Exercise instructions: Determine how many lines contain the string "text". Respond with that number and nothing more.
━━━━━━
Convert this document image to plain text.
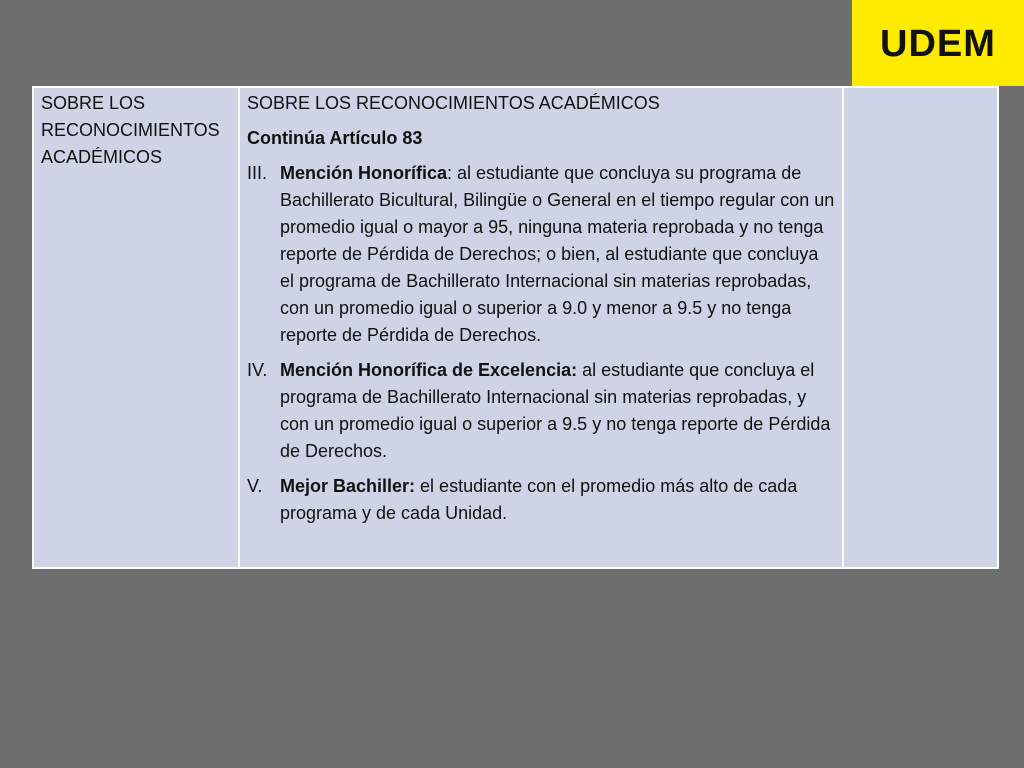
UDEM
SOBRE LOS RECONOCIMIENTOS ACADÉMICOS

SOBRE LOS RECONOCIMIENTOS ACADÉMICOS

Continúa Artículo 83

III. Mención Honorífica: al estudiante que concluya su programa de Bachillerato Bicultural, Bilingüe o General en el tiempo regular con un promedio igual o mayor a 95, ninguna materia reprobada y no tenga reporte de Pérdida de Derechos; o bien, al estudiante que concluya el programa de Bachillerato Internacional sin materias reprobadas, con un promedio igual o superior a 9.0 y menor a 9.5 y no tenga reporte de Pérdida de Derechos.
IV. Mención Honorífica de Excelencia: al estudiante que concluya el programa de Bachillerato Internacional sin materias reprobadas, y con un promedio igual o superior a 9.5 y no tenga reporte de Pérdida de Derechos.
V. Mejor Bachiller: el estudiante con el promedio más alto de cada programa y de cada Unidad.
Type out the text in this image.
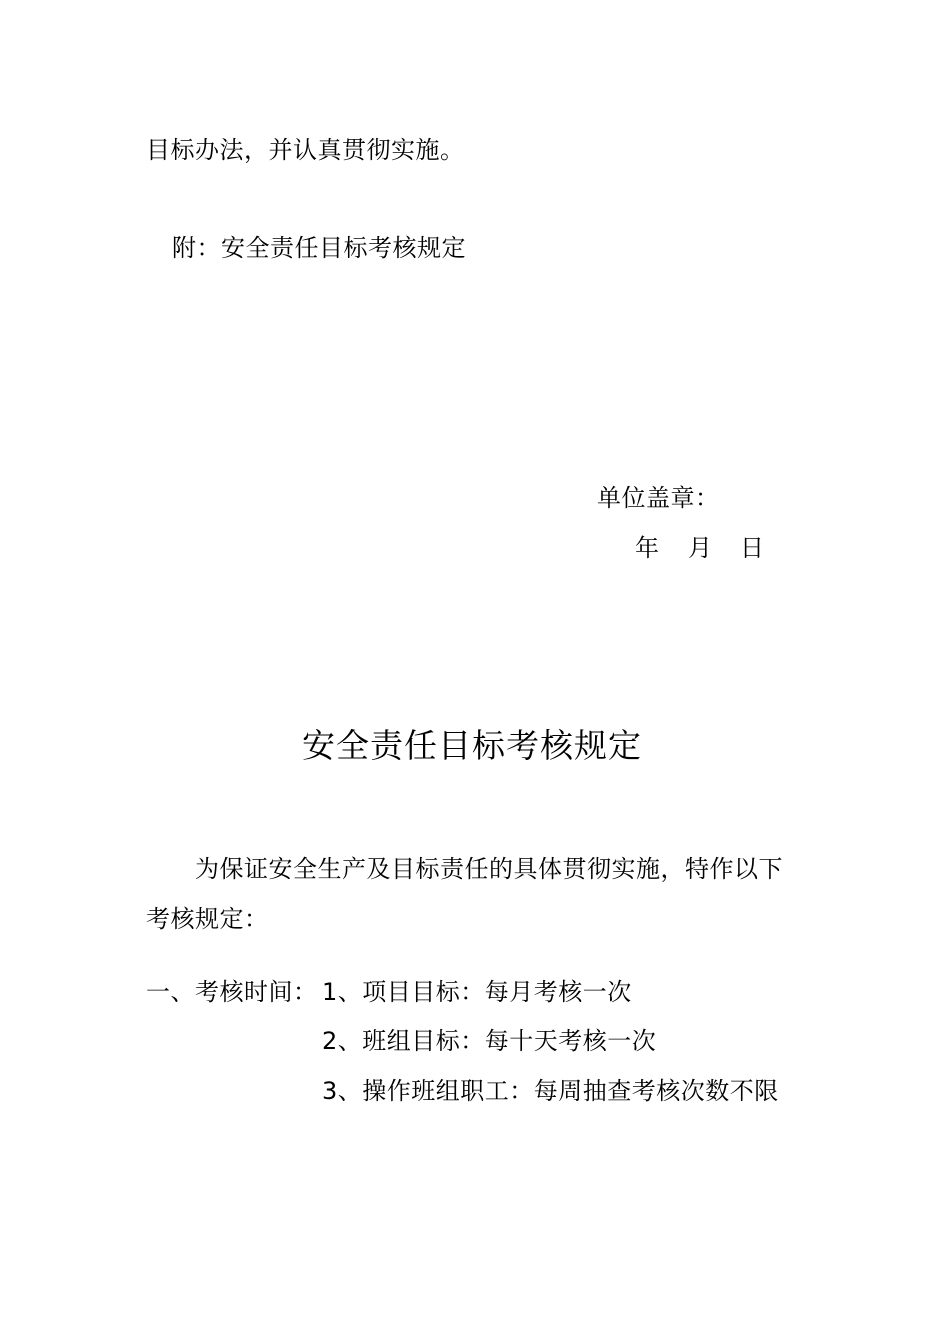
目标办法，并认真贯彻实施。
附：安全责任目标考核规定
单位盖章：
年 月 日
安全责任目标考核规定
为保证安全生产及目标责任的具体贯彻实施，特作以下
考核规定：
一、考核时间： 1、项目目标：每月考核一次
2、班组目标：每十天考核一次
3、操作班组职工：每周抽查考核次数不限
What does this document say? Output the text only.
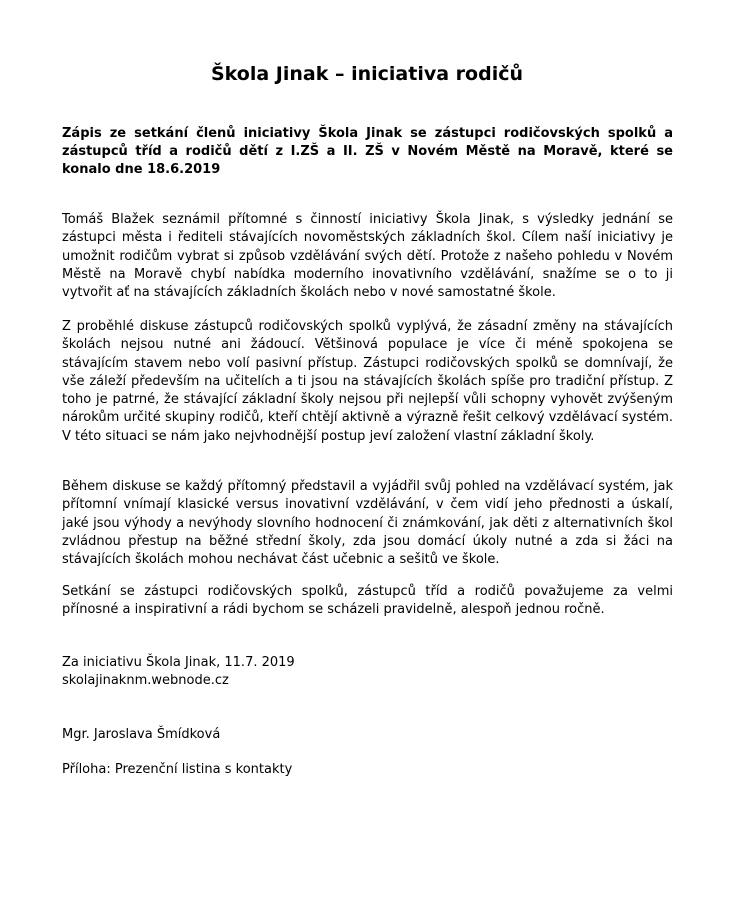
Škola Jinak – iniciativa rodičů
Zápis ze setkání členů iniciativy Škola Jinak se zástupci rodičovských spolků a zástupců tříd a rodičů dětí z I.ZŠ a II. ZŠ v Novém Městě na Moravě, které se konalo dne 18.6.2019
Tomáš Blažek seznámil přítomné s činností iniciativy Škola Jinak, s výsledky jednání se zástupci města i řediteli stávajících novoměstských základních škol. Cílem naší iniciativy je umožnit rodičům vybrat si způsob vzdělávání svých dětí. Protože z našeho pohledu v Novém Městě na Moravě chybí nabídka moderního inovativního vzdělávání, snažíme se o to ji vytvořit ať na stávajících základních školách nebo v nové samostatné škole.
Z proběhlé diskuse zástupců rodičovských spolků vyplývá, že zásadní změny na stávajících školách nejsou nutné ani žádoucí. Většinová populace je více či méně spokojena se stávajícím stavem nebo volí pasivní přístup. Zástupci rodičovských spolků se domnívají, že vše záleží především na učitelích a ti jsou na stávajících školách spíše pro tradiční přístup. Z toho je patrné, že stávající základní školy nejsou při nejlepší vůli schopny vyhovět zvýšeným nárokům určité skupiny rodičů, kteří chtějí aktivně a výrazně řešit celkový vzdělávací systém. V této situaci se nám jako nejvhodnější postup jeví založení vlastní základní školy.
Během diskuse se každý přítomný představil a vyjádřil svůj pohled na vzdělávací systém, jak přítomní vnímají klasické versus inovativní vzdělávání, v čem vidí jeho přednosti a úskalí, jaké jsou výhody a nevýhody slovního hodnocení či známkování, jak děti z alternativních škol zvládnou přestup na běžné střední školy, zda jsou domácí úkoly nutné a zda si žáci na stávajících školách mohou nechávat část učebnic a sešitů ve škole.
Setkání se zástupci rodičovských spolků, zástupců tříd a rodičů považujeme za velmi přínosné a inspirativní a rádi bychom se scházeli pravidelně, alespoň jednou ročně.
Za iniciativu Škola Jinak, 11.7. 2019
skolajinaknm.webnode.cz
Mgr. Jaroslava Šmídková
Příloha: Prezenční listina s kontakty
━━━━━━
Task solution: 3